• Information supplied:
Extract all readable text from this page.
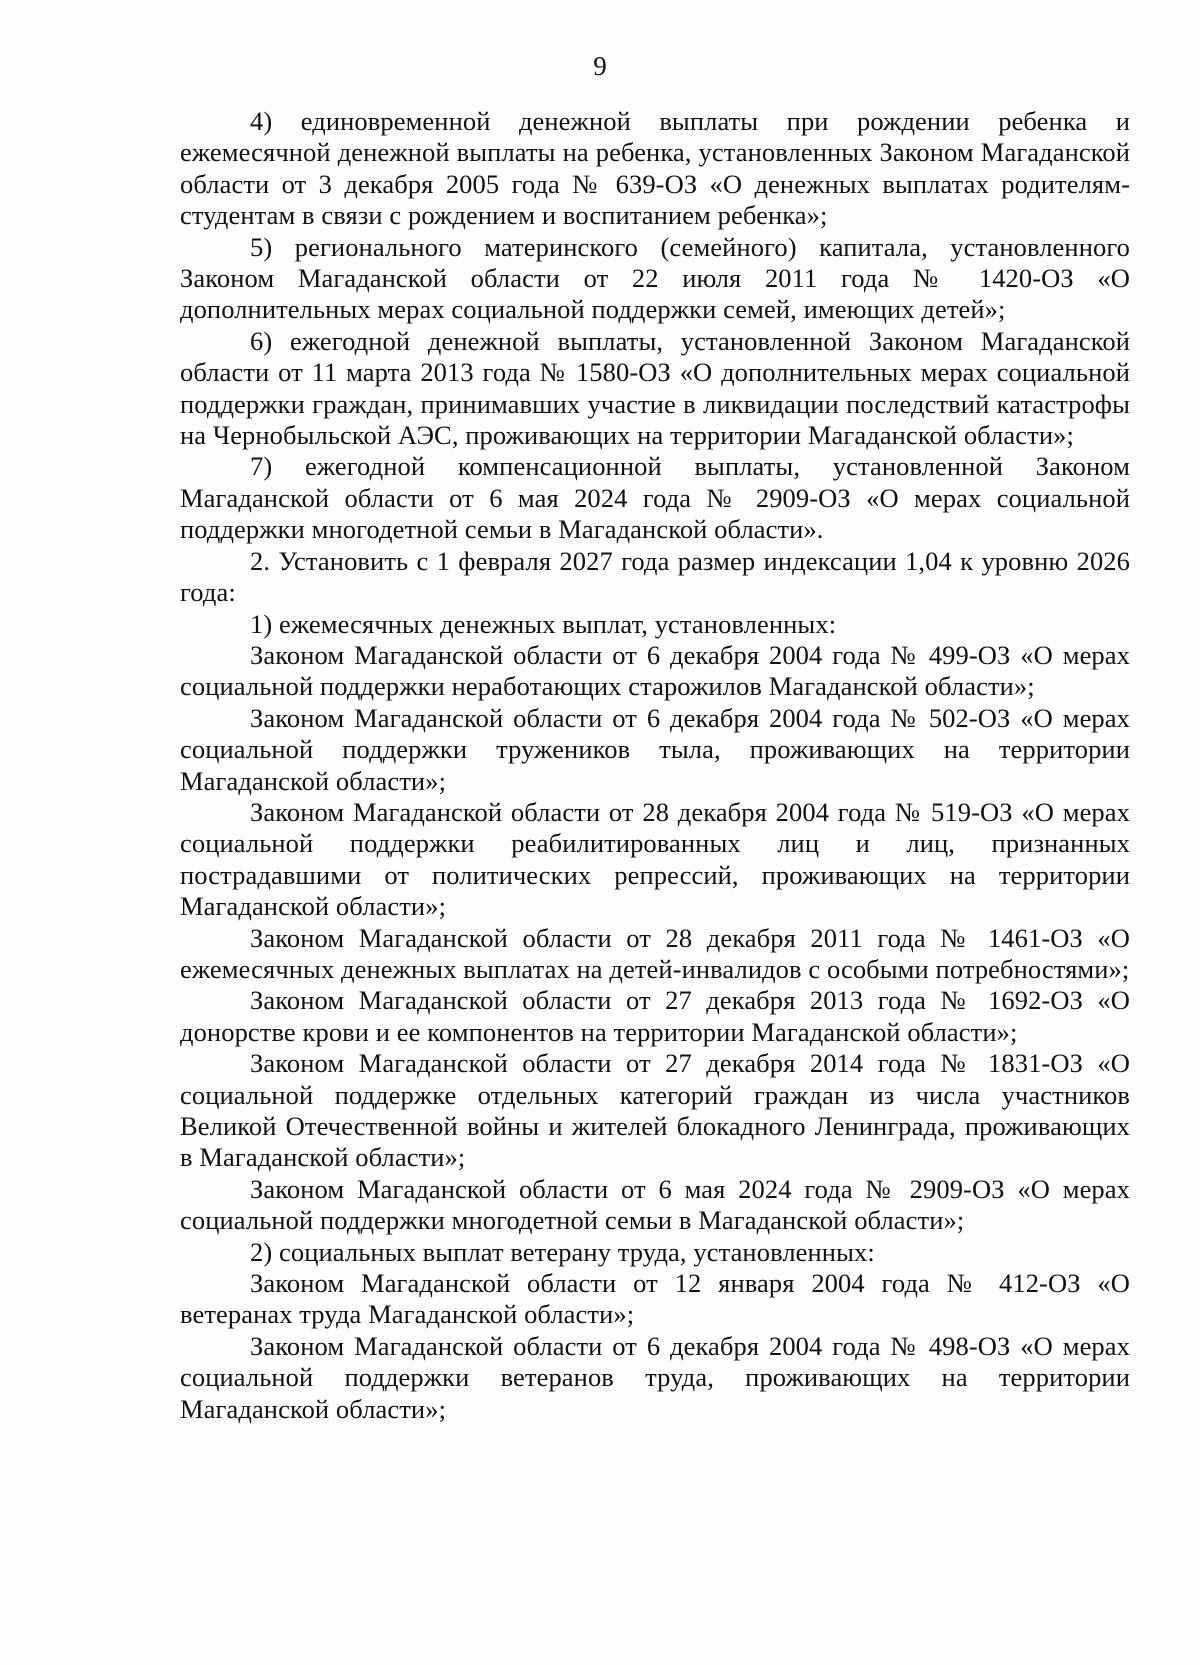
9

4) единовременной денежной выплаты при рождении ребенка и ежемесячной денежной выплаты на ребенка, установленных Законом Магаданской области от 3 декабря 2005 года № 639-ОЗ «О денежных выплатах родителям-студентам в связи с рождением и воспитанием ребенка»;

5) регионального материнского (семейного) капитала, установленного Законом Магаданской области от 22 июля 2011 года № 1420-ОЗ «О дополнительных мерах социальной поддержки семей, имеющих детей»;

6) ежегодной денежной выплаты, установленной Законом Магаданской области от 11 марта 2013 года № 1580-ОЗ «О дополнительных мерах социальной поддержки граждан, принимавших участие в ликвидации последствий катастрофы на Чернобыльской АЭС, проживающих на территории Магаданской области»;

7) ежегодной компенсационной выплаты, установленной Законом Магаданской области от 6 мая 2024 года № 2909-ОЗ «О мерах социальной поддержки многодетной семьи в Магаданской области».

2. Установить с 1 февраля 2027 года размер индексации 1,04 к уровню 2026 года:

1) ежемесячных денежных выплат, установленных:

Законом Магаданской области от 6 декабря 2004 года № 499-ОЗ «О мерах социальной поддержки неработающих старожилов Магаданской области»;

Законом Магаданской области от 6 декабря 2004 года № 502-ОЗ «О мерах социальной поддержки тружеников тыла, проживающих на территории Магаданской области»;

Законом Магаданской области от 28 декабря 2004 года № 519-ОЗ «О мерах социальной поддержки реабилитированных лиц и лиц, признанных пострадавшими от политических репрессий, проживающих на территории Магаданской области»;

Законом Магаданской области от 28 декабря 2011 года № 1461-ОЗ «О ежемесячных денежных выплатах на детей-инвалидов с особыми потребностями»;

Законом Магаданской области от 27 декабря 2013 года № 1692-ОЗ «О донорстве крови и ее компонентов на территории Магаданской области»;

Законом Магаданской области от 27 декабря 2014 года № 1831-ОЗ «О социальной поддержке отдельных категорий граждан из числа участников Великой Отечественной войны и жителей блокадного Ленинграда, проживающих в Магаданской области»;

Законом Магаданской области от 6 мая 2024 года № 2909-ОЗ «О мерах социальной поддержки многодетной семьи в Магаданской области»;

2) социальных выплат ветерану труда, установленных:

Законом Магаданской области от 12 января 2004 года № 412-ОЗ «О ветеранах труда Магаданской области»;

Законом Магаданской области от 6 декабря 2004 года № 498-ОЗ «О мерах социальной поддержки ветеранов труда, проживающих на территории Магаданской области»;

• Exercise instructions: Repeat the data exactly, excluding the pictures.

• Reply to the exercise:
Extract all readable text from this page.
9

4) единовременной денежной выплаты при рождении ребенка и ежемесячной денежной выплаты на ребенка, установленных Законом Магаданской области от 3 декабря 2005 года № 639-ОЗ «О денежных выплатах родителям-студентам в связи с рождением и воспитанием ребенка»;

5) регионального материнского (семейного) капитала, установленного Законом Магаданской области от 22 июля 2011 года № 1420-ОЗ «О дополнительных мерах социальной поддержки семей, имеющих детей»;

6) ежегодной денежной выплаты, установленной Законом Магаданской области от 11 марта 2013 года № 1580-ОЗ «О дополнительных мерах социальной поддержки граждан, принимавших участие в ликвидации последствий катастрофы на Чернобыльской АЭС, проживающих на территории Магаданской области»;

7) ежегодной компенсационной выплаты, установленной Законом Магаданской области от 6 мая 2024 года № 2909-ОЗ «О мерах социальной поддержки многодетной семьи в Магаданской области».

2. Установить с 1 февраля 2027 года размер индексации 1,04 к уровню 2026 года:

1) ежемесячных денежных выплат, установленных:

Законом Магаданской области от 6 декабря 2004 года № 499-ОЗ «О мерах социальной поддержки неработающих старожилов Магаданской области»;

Законом Магаданской области от 6 декабря 2004 года № 502-ОЗ «О мерах социальной поддержки тружеников тыла, проживающих на территории Магаданской области»;

Законом Магаданской области от 28 декабря 2004 года № 519-ОЗ «О мерах социальной поддержки реабилитированных лиц и лиц, признанных пострадавшими от политических репрессий, проживающих на территории Магаданской области»;

Законом Магаданской области от 28 декабря 2011 года № 1461-ОЗ «О ежемесячных денежных выплатах на детей-инвалидов с особыми потребностями»;

Законом Магаданской области от 27 декабря 2013 года № 1692-ОЗ «О донорстве крови и ее компонентов на территории Магаданской области»;

Законом Магаданской области от 27 декабря 2014 года № 1831-ОЗ «О социальной поддержке отдельных категорий граждан из числа участников Великой Отечественной войны и жителей блокадного Ленинграда, проживающих в Магаданской области»;

Законом Магаданской области от 6 мая 2024 года № 2909-ОЗ «О мерах социальной поддержки многодетной семьи в Магаданской области»;

2) социальных выплат ветерану труда, установленных:

Законом Магаданской области от 12 января 2004 года № 412-ОЗ «О ветеранах труда Магаданской области»;

Законом Магаданской области от 6 декабря 2004 года № 498-ОЗ «О мерах социальной поддержки ветеранов труда, проживающих на территории Магаданской области»;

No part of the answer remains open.